• _SOURCE TEXT_
════════════════

On Mon, Jul 29, 2002 at 10:18:38AM +0200, Andreas Tille wrote:
> (Sorry for crossposting to debian-med - but I just want to make sure that
>  people in this list will be informed ...)

I'm only on debian-med.  Cc me if you take it back to -jr.

> On Fri, 26 Jul 2002, Ben Armstrong wrote:
> > I'm becoming more of the opinion that we're trying to solve two problems at
> > once here, and that we should therefore carefully divide the two problems
> > and define the interaction between.
> You are right here.
> 
> > The first is to provide the admin with a way to enforce in their security
> > policy access to a certain pool of resources with the group.  The precedent
> > in Debian is "games".

No, games is not used in this way.  The games group exists so that
games may run set-group-ID to games, to protect high-score files
(see policy 12.11).  Since games are world-executable (like most
other programs), all users can run games; adding users to the games
group would only allow them to manipulate high scores.

Whether you can use Unix groups to achieve your security goals
depends on exactly what you're trying to accomplish.  Unix groups
have serious limitations.  For example, if you want to prevent
children from running programs outside of some set, you would have
to put all non-children in a non-children group, then arrange for
every executable that children should not run to by owned by, and
only executable by, the non-children group.  Obviously impractical.

Your only hope for "sandboxing" children is to give them limited
menus and hope they don't figure out how to do more, or use
something more sophisticated like a chroot jail or some security
extension.

> Sam provided some reasons for schools where I would be happy to let all
> pupils be in a group junior or whatever which is not allowed to use some
> certain programs.  This would really make sense in my opinion.  Moreover
> this is a needed feature for Debian-Med.  There are applications which are
> only allowed for med users. (Think of some confident databases ...)

It might be (needed), but I doubt it.  I bet that each program in
Debian-Med will have its own ideas on access control, and they will
be more fine-grained than Unix groups.  Imagine you had a med group.
Do you want all members of that group--nurses, doctors,
administrators, etc--to have access to all confidential databases?
Of course not.  You could try to define more groups, but I'm pretty
sure that it will have to be application- or at least site-specific
in the end.

So I would forget about trying to manage access via groups on a
Debian-Med-wise bases, at least for now.

════════════════

• _RECORDS SHOWN_
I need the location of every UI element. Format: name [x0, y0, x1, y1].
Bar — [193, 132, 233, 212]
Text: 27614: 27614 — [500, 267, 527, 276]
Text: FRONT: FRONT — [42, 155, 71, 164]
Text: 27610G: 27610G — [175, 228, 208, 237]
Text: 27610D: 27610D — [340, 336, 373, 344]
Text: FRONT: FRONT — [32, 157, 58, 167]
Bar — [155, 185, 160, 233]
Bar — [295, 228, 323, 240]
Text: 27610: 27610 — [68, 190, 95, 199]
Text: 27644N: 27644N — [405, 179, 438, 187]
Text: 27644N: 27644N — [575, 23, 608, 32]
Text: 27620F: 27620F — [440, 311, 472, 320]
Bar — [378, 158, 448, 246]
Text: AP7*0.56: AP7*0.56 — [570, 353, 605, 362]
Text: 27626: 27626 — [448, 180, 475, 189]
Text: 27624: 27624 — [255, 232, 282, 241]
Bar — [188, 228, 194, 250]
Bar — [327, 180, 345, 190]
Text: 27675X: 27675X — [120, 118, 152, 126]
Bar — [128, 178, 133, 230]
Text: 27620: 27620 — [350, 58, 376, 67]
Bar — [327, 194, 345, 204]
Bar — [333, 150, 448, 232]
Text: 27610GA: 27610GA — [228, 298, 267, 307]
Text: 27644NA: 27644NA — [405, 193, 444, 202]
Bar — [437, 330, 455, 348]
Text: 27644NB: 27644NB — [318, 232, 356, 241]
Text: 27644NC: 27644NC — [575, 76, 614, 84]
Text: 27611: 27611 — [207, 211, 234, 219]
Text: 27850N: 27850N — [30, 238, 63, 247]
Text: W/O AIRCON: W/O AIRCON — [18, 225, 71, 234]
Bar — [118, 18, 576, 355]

════════════════

• _REQUIRED ACTIONS_
[1] Please duplicate the passage in the Unix groups email word for word, starting with "On Mon, Jul" and going on through "are right here.".
[2] In the Unix groups email, what is the stated reason the games group exists?

• _ANSWERS FOR THIS EXERCISE_
[1]
On Mon, Jul 29, 2002 at 10:18:38AM +0200, Andreas Tille wrote:
> (Sorry for crossposting to debian-med - but I just want to make sure that
>  people in this list will be informed ...)

I'm only on debian-med.  Cc me if you take it back to -jr.

> On Fri, 26 Jul 2002, Ben Armstrong wrote:
> > I'm becoming more of the opinion that we're trying to solve two problems at
> > once here, and that we should therefore carefully divide the two problems
> > and define the interaction between.
> You are right here.

[2] It exists so that games may run set-group-ID to games, to protect high-score files.